## Objective
Please list all lines of the material below in which the string "собою" occurs.

## Material supplied
——

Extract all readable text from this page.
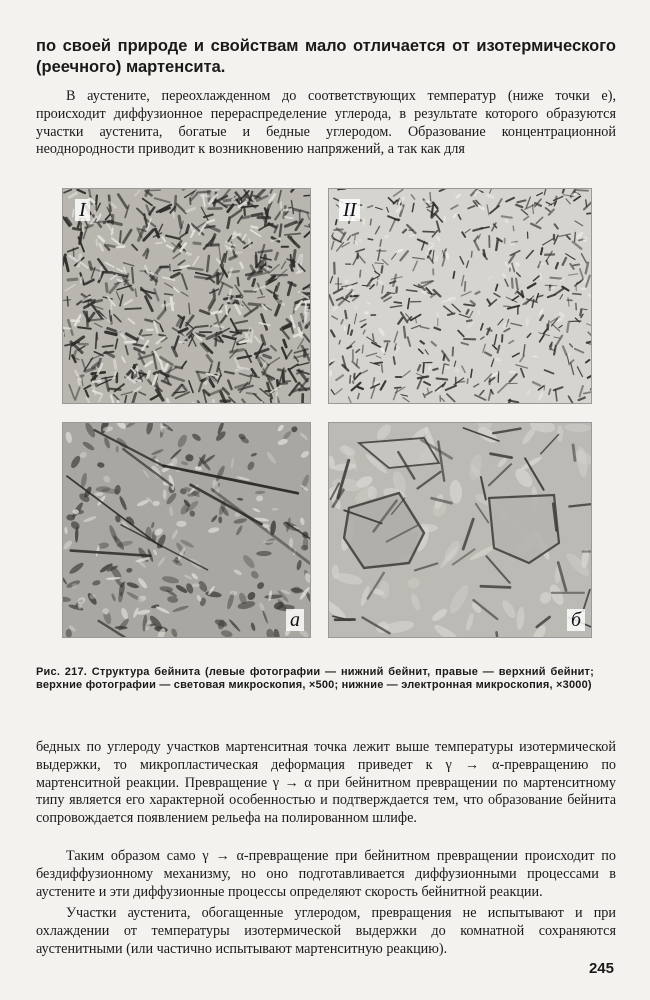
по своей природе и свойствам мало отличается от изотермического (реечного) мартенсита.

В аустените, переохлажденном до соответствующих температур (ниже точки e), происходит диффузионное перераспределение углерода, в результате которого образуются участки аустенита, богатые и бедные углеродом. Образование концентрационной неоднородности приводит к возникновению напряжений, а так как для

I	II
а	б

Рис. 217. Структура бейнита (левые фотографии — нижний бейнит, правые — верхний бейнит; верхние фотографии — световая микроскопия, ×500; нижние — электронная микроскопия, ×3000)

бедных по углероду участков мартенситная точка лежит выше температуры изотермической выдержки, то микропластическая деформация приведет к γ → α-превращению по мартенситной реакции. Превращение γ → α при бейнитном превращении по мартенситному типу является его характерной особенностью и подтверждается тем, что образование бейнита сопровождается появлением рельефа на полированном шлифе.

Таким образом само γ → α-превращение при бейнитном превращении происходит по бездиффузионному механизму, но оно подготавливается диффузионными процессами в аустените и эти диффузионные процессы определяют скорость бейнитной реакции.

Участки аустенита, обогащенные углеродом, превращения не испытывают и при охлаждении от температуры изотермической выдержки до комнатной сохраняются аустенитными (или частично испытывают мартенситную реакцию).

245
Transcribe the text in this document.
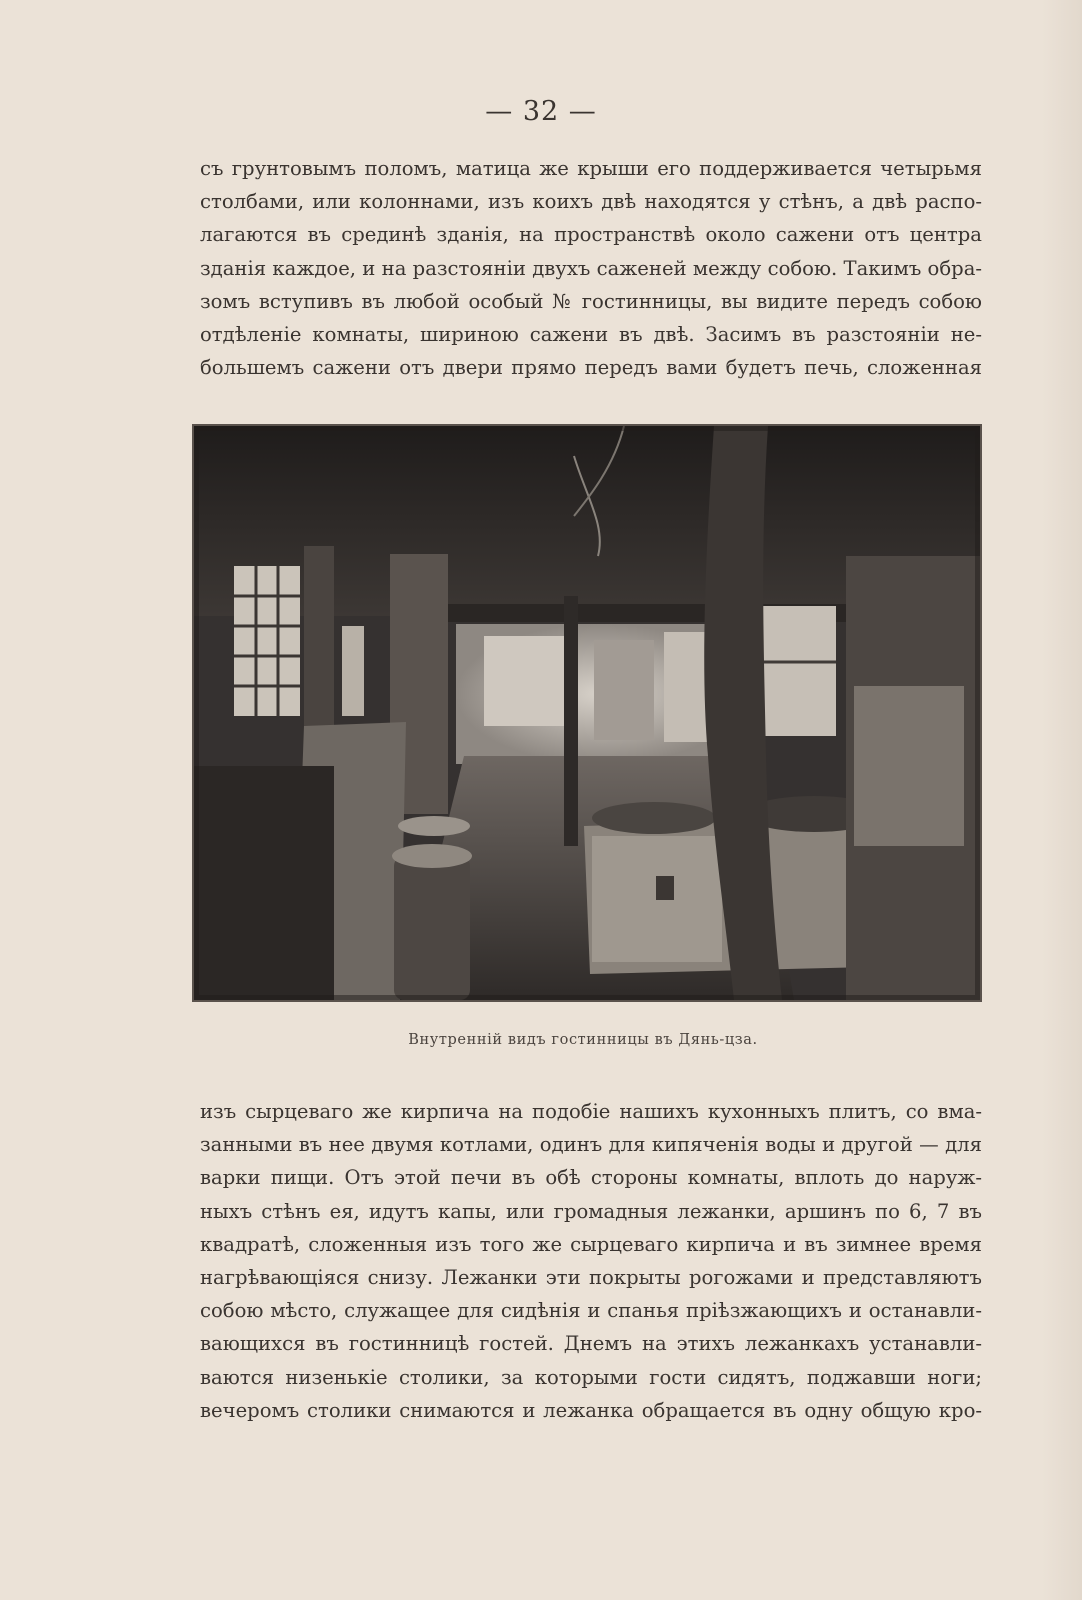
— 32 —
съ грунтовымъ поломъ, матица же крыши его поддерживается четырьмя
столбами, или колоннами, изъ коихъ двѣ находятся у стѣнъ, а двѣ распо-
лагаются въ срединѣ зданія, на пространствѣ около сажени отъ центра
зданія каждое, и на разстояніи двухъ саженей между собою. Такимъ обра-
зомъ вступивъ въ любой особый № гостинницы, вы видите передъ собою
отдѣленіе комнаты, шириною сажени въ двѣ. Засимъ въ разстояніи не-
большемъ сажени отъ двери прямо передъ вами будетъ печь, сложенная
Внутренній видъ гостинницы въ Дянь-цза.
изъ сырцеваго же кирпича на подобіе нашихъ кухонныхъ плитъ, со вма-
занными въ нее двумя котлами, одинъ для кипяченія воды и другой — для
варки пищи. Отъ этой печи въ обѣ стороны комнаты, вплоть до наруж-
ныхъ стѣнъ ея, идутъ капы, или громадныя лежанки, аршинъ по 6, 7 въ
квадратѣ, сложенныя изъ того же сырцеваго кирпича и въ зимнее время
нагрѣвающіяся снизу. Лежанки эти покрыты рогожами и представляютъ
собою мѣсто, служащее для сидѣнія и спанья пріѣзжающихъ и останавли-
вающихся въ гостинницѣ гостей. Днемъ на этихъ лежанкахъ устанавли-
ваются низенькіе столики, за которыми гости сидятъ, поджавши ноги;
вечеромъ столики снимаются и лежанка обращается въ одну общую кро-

——

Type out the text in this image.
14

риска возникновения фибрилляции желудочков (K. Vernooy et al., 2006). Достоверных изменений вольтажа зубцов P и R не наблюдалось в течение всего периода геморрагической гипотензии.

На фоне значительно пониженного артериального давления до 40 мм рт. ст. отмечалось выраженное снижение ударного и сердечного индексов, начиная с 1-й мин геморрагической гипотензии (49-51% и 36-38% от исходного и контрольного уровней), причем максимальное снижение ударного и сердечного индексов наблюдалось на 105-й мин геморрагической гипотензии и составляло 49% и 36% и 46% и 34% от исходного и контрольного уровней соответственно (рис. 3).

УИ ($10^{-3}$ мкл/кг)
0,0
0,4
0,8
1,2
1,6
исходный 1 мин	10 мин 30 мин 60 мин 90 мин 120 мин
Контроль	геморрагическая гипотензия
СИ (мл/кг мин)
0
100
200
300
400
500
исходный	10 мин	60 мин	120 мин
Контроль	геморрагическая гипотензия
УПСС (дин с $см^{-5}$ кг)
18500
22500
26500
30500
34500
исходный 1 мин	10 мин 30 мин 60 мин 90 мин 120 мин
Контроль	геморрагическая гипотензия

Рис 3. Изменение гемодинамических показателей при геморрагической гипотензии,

——

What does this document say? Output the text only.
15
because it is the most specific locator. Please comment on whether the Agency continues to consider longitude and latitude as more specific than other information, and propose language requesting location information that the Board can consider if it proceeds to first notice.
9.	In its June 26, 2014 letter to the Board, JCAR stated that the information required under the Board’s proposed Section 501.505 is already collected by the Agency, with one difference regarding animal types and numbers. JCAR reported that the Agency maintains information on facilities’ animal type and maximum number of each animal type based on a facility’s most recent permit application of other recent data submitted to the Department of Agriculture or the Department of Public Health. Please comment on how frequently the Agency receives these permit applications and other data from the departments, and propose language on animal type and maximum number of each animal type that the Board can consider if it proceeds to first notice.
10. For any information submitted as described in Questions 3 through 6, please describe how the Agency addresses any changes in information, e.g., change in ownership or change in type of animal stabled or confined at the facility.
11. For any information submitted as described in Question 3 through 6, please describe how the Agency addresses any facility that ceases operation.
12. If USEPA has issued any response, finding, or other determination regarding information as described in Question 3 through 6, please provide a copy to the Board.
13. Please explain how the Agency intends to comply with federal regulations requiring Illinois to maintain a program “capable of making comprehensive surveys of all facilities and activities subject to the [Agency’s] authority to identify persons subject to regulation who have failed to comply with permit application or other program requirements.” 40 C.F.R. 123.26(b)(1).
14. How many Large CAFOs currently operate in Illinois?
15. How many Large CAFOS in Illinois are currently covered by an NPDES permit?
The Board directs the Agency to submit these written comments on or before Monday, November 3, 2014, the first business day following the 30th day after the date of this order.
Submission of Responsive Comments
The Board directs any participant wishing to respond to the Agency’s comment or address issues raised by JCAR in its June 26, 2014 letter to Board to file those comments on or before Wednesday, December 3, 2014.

——

## Task answer
зданія каждое, и на разстояніи двухъ саженей между собою. Такимъ обра-
зомъ вступивъ въ любой особый № гостинницы, вы видите передъ собою
собою мѣсто, служащее для сидѣнія и спанья пріѣзжающихъ и останавли-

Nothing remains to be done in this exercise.